## begin PROVIDED RECORDS
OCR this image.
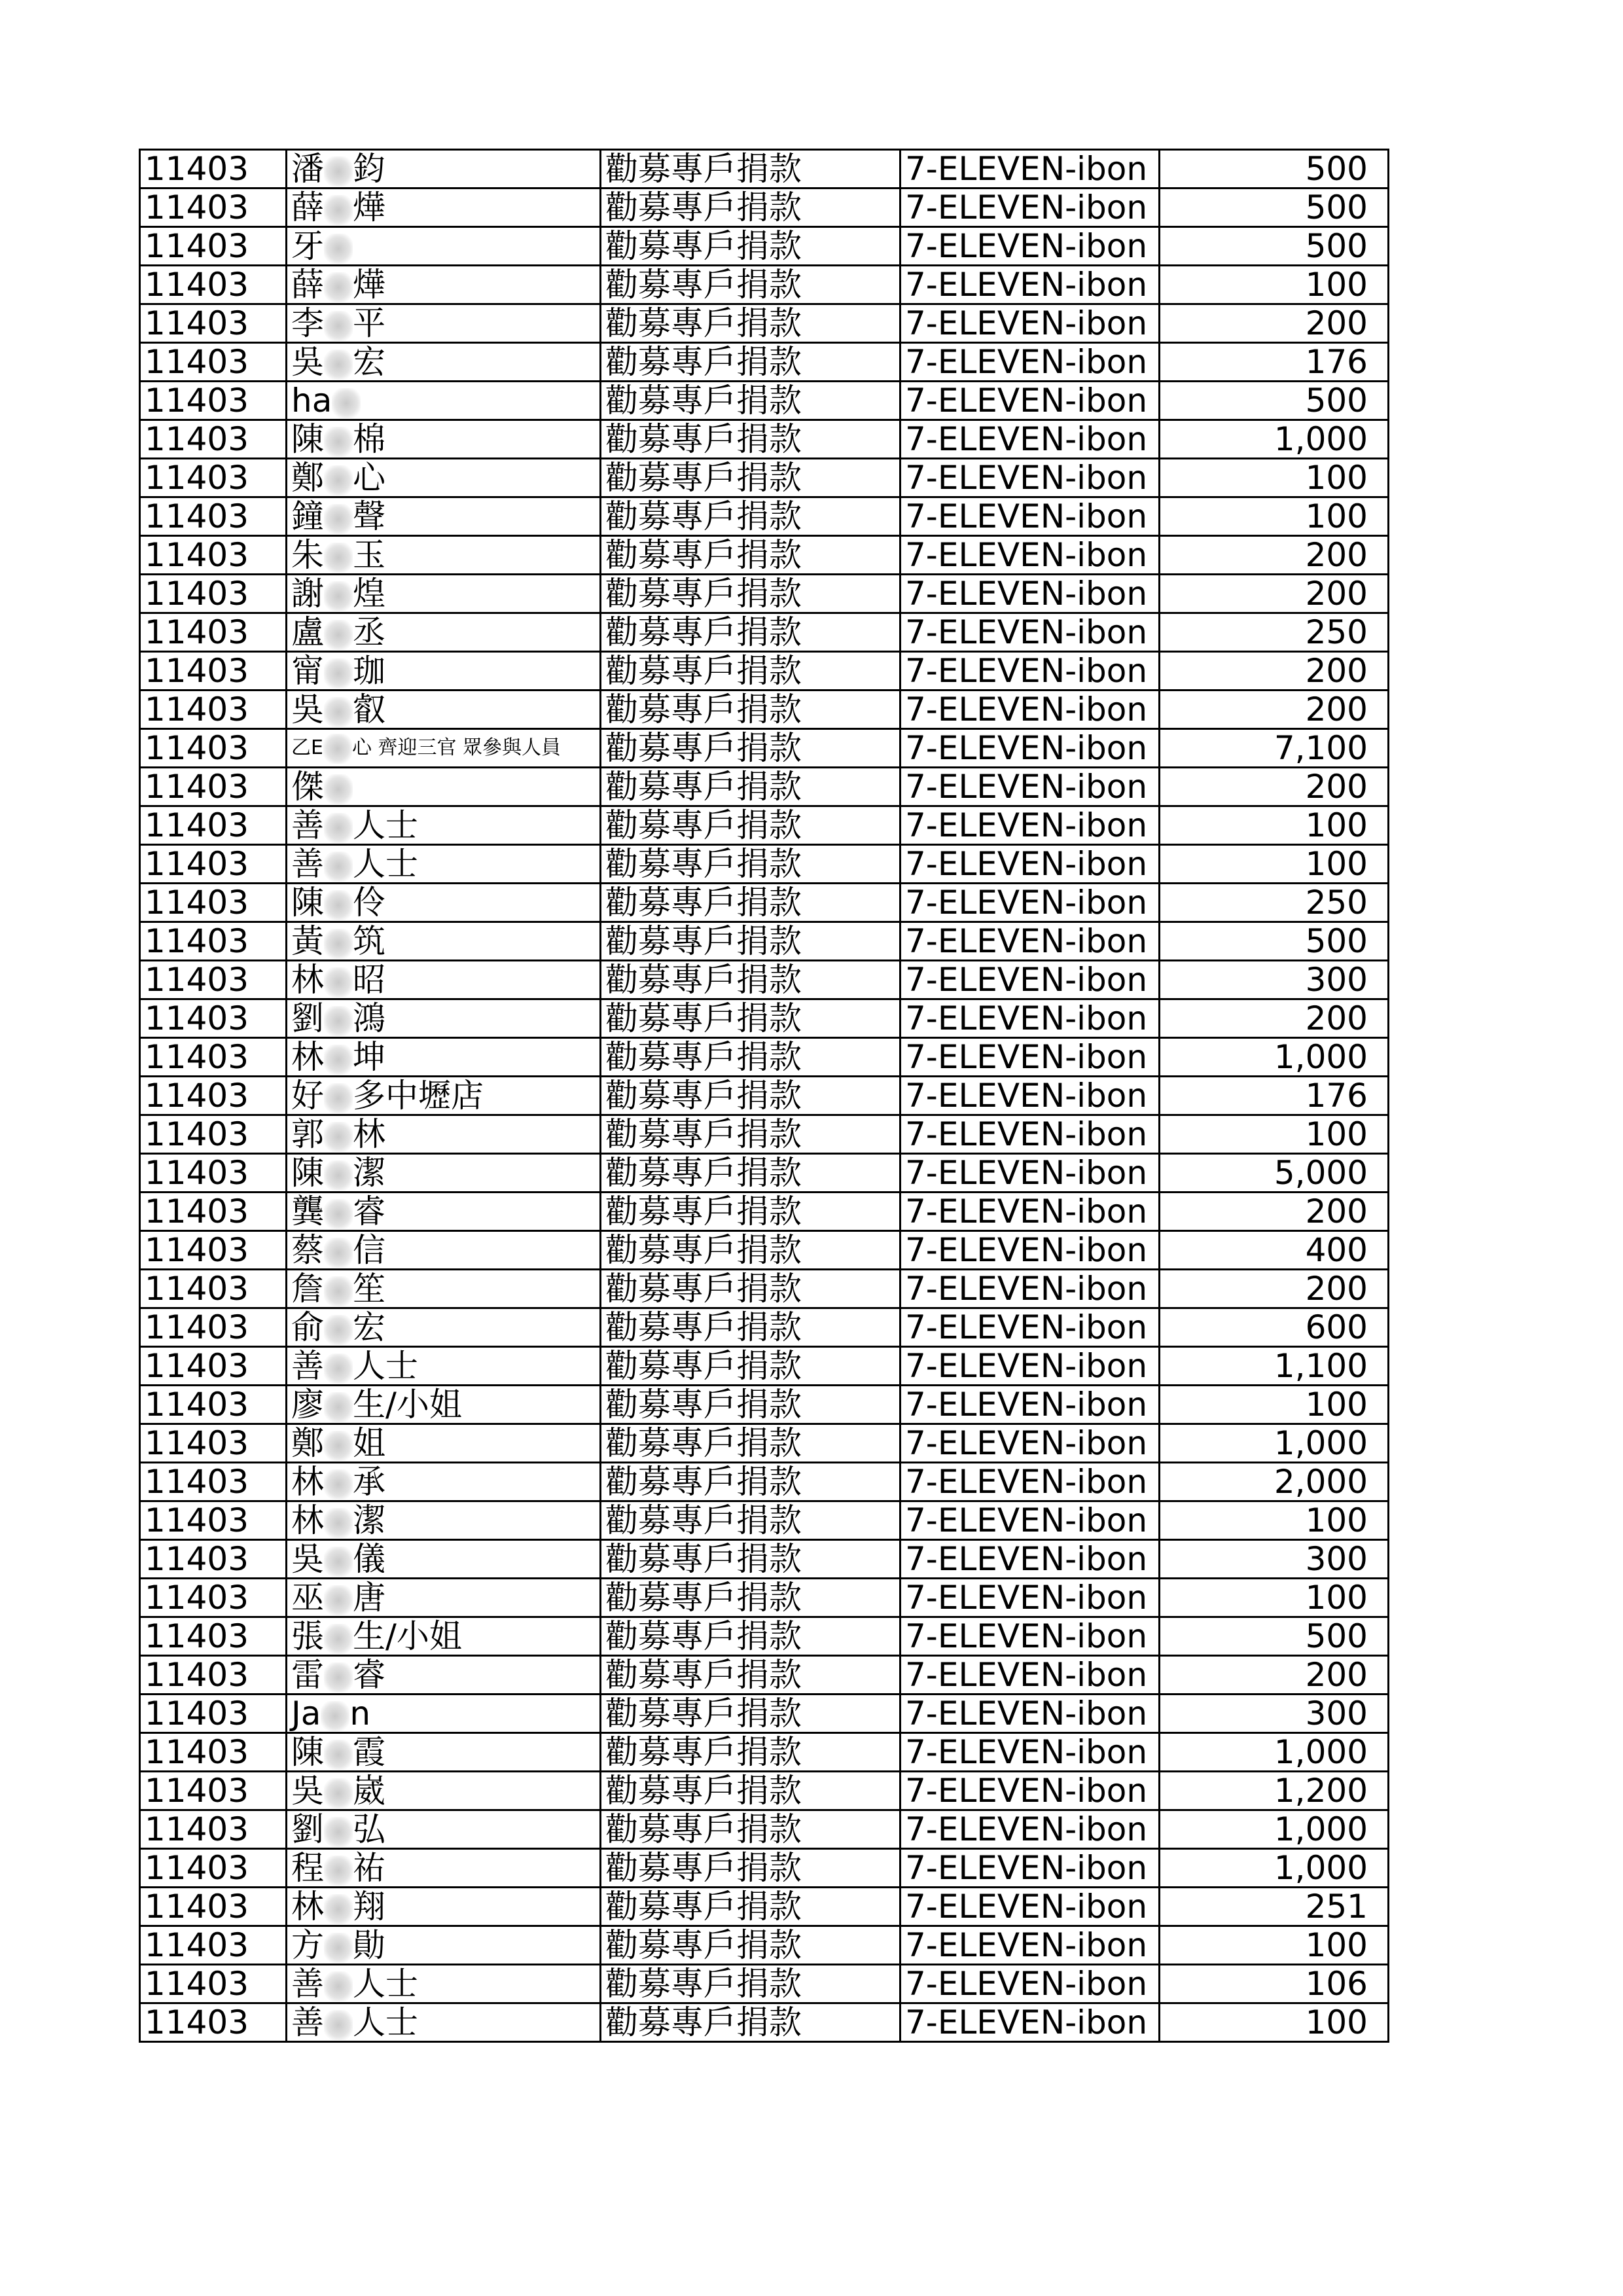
11403	潘 鈞	勸募專戶捐款	7-ELEVEN-ibon	500
11403	薛 燁	勸募專戶捐款	7-ELEVEN-ibon	500
11403	牙	勸募專戶捐款	7-ELEVEN-ibon	500
11403	薛 燁	勸募專戶捐款	7-ELEVEN-ibon	100
11403	李 平	勸募專戶捐款	7-ELEVEN-ibon	200
11403	吳 宏	勸募專戶捐款	7-ELEVEN-ibon	176
11403	ha	勸募專戶捐款	7-ELEVEN-ibon	500
11403	陳 棉	勸募專戶捐款	7-ELEVEN-ibon	1,000
11403	鄭 心	勸募專戶捐款	7-ELEVEN-ibon	100
11403	鐘 聲	勸募專戶捐款	7-ELEVEN-ibon	100
11403	朱 玉	勸募專戶捐款	7-ELEVEN-ibon	200
11403	謝 煌	勸募專戶捐款	7-ELEVEN-ibon	200
11403	盧 丞	勸募專戶捐款	7-ELEVEN-ibon	250
11403	甯 珈	勸募專戶捐款	7-ELEVEN-ibon	200
11403	吳 叡	勸募專戶捐款	7-ELEVEN-ibon	200
11403	乙E 心 齊迎三官 眾參與人員	勸募專戶捐款	7-ELEVEN-ibon	7,100
11403	傑	勸募專戶捐款	7-ELEVEN-ibon	200
11403	善 人士	勸募專戶捐款	7-ELEVEN-ibon	100
11403	善 人士	勸募專戶捐款	7-ELEVEN-ibon	100
11403	陳 伶	勸募專戶捐款	7-ELEVEN-ibon	250
11403	黃 筑	勸募專戶捐款	7-ELEVEN-ibon	500
11403	林 昭	勸募專戶捐款	7-ELEVEN-ibon	300
11403	劉 鴻	勸募專戶捐款	7-ELEVEN-ibon	200
11403	林 坤	勸募專戶捐款	7-ELEVEN-ibon	1,000
11403	好 多中壢店	勸募專戶捐款	7-ELEVEN-ibon	176
11403	郭 林	勸募專戶捐款	7-ELEVEN-ibon	100
11403	陳 潔	勸募專戶捐款	7-ELEVEN-ibon	5,000
11403	龔 睿	勸募專戶捐款	7-ELEVEN-ibon	200
11403	蔡 信	勸募專戶捐款	7-ELEVEN-ibon	400
11403	詹 笙	勸募專戶捐款	7-ELEVEN-ibon	200
11403	俞 宏	勸募專戶捐款	7-ELEVEN-ibon	600
11403	善 人士	勸募專戶捐款	7-ELEVEN-ibon	1,100
11403	廖 生/小姐	勸募專戶捐款	7-ELEVEN-ibon	100
11403	鄭 姐	勸募專戶捐款	7-ELEVEN-ibon	1,000
11403	林 承	勸募專戶捐款	7-ELEVEN-ibon	2,000
11403	林 潔	勸募專戶捐款	7-ELEVEN-ibon	100
11403	吳 儀	勸募專戶捐款	7-ELEVEN-ibon	300
11403	巫 唐	勸募專戶捐款	7-ELEVEN-ibon	100
11403	張 生/小姐	勸募專戶捐款	7-ELEVEN-ibon	500
11403	雷 睿	勸募專戶捐款	7-ELEVEN-ibon	200
11403	Ja n	勸募專戶捐款	7-ELEVEN-ibon	300
11403	陳 霞	勸募專戶捐款	7-ELEVEN-ibon	1,000
11403	吳 崴	勸募專戶捐款	7-ELEVEN-ibon	1,200
11403	劉 弘	勸募專戶捐款	7-ELEVEN-ibon	1,000
11403	程 祐	勸募專戶捐款	7-ELEVEN-ibon	1,000
11403	林 翔	勸募專戶捐款	7-ELEVEN-ibon	251
11403	方 勛	勸募專戶捐款	7-ELEVEN-ibon	100
11403	善 人士	勸募專戶捐款	7-ELEVEN-ibon	106
11403	善 人士	勸募專戶捐款	7-ELEVEN-ibon	100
## end PROVIDED RECORDS
- TO BE DONE -
Each entry above should be reproduced exactly, with the pictures removed.

- SOLUTION FOR THIS PROBLEM -
OCR this image.
11403	潘 鈞	勸募專戶捐款	7-ELEVEN-ibon	500
11403	薛 燁	勸募專戶捐款	7-ELEVEN-ibon	500
11403	牙	勸募專戶捐款	7-ELEVEN-ibon	500
11403	薛 燁	勸募專戶捐款	7-ELEVEN-ibon	100
11403	李 平	勸募專戶捐款	7-ELEVEN-ibon	200
11403	吳 宏	勸募專戶捐款	7-ELEVEN-ibon	176
11403	ha	勸募專戶捐款	7-ELEVEN-ibon	500
11403	陳 棉	勸募專戶捐款	7-ELEVEN-ibon	1,000
11403	鄭 心	勸募專戶捐款	7-ELEVEN-ibon	100
11403	鐘 聲	勸募專戶捐款	7-ELEVEN-ibon	100
11403	朱 玉	勸募專戶捐款	7-ELEVEN-ibon	200
11403	謝 煌	勸募專戶捐款	7-ELEVEN-ibon	200
11403	盧 丞	勸募專戶捐款	7-ELEVEN-ibon	250
11403	甯 珈	勸募專戶捐款	7-ELEVEN-ibon	200
11403	吳 叡	勸募專戶捐款	7-ELEVEN-ibon	200
11403	乙E 心 齊迎三官 眾參與人員	勸募專戶捐款	7-ELEVEN-ibon	7,100
11403	傑	勸募專戶捐款	7-ELEVEN-ibon	200
11403	善 人士	勸募專戶捐款	7-ELEVEN-ibon	100
11403	善 人士	勸募專戶捐款	7-ELEVEN-ibon	100
11403	陳 伶	勸募專戶捐款	7-ELEVEN-ibon	250
11403	黃 筑	勸募專戶捐款	7-ELEVEN-ibon	500
11403	林 昭	勸募專戶捐款	7-ELEVEN-ibon	300
11403	劉 鴻	勸募專戶捐款	7-ELEVEN-ibon	200
11403	林 坤	勸募專戶捐款	7-ELEVEN-ibon	1,000
11403	好 多中壢店	勸募專戶捐款	7-ELEVEN-ibon	176
11403	郭 林	勸募專戶捐款	7-ELEVEN-ibon	100
11403	陳 潔	勸募專戶捐款	7-ELEVEN-ibon	5,000
11403	龔 睿	勸募專戶捐款	7-ELEVEN-ibon	200
11403	蔡 信	勸募專戶捐款	7-ELEVEN-ibon	400
11403	詹 笙	勸募專戶捐款	7-ELEVEN-ibon	200
11403	俞 宏	勸募專戶捐款	7-ELEVEN-ibon	600
11403	善 人士	勸募專戶捐款	7-ELEVEN-ibon	1,100
11403	廖 生/小姐	勸募專戶捐款	7-ELEVEN-ibon	100
11403	鄭 姐	勸募專戶捐款	7-ELEVEN-ibon	1,000
11403	林 承	勸募專戶捐款	7-ELEVEN-ibon	2,000
11403	林 潔	勸募專戶捐款	7-ELEVEN-ibon	100
11403	吳 儀	勸募專戶捐款	7-ELEVEN-ibon	300
11403	巫 唐	勸募專戶捐款	7-ELEVEN-ibon	100
11403	張 生/小姐	勸募專戶捐款	7-ELEVEN-ibon	500
11403	雷 睿	勸募專戶捐款	7-ELEVEN-ibon	200
11403	Ja n	勸募專戶捐款	7-ELEVEN-ibon	300
11403	陳 霞	勸募專戶捐款	7-ELEVEN-ibon	1,000
11403	吳 崴	勸募專戶捐款	7-ELEVEN-ibon	1,200
11403	劉 弘	勸募專戶捐款	7-ELEVEN-ibon	1,000
11403	程 祐	勸募專戶捐款	7-ELEVEN-ibon	1,000
11403	林 翔	勸募專戶捐款	7-ELEVEN-ibon	251
11403	方 勛	勸募專戶捐款	7-ELEVEN-ibon	100
11403	善 人士	勸募專戶捐款	7-ELEVEN-ibon	106
11403	善 人士	勸募專戶捐款	7-ELEVEN-ibon	100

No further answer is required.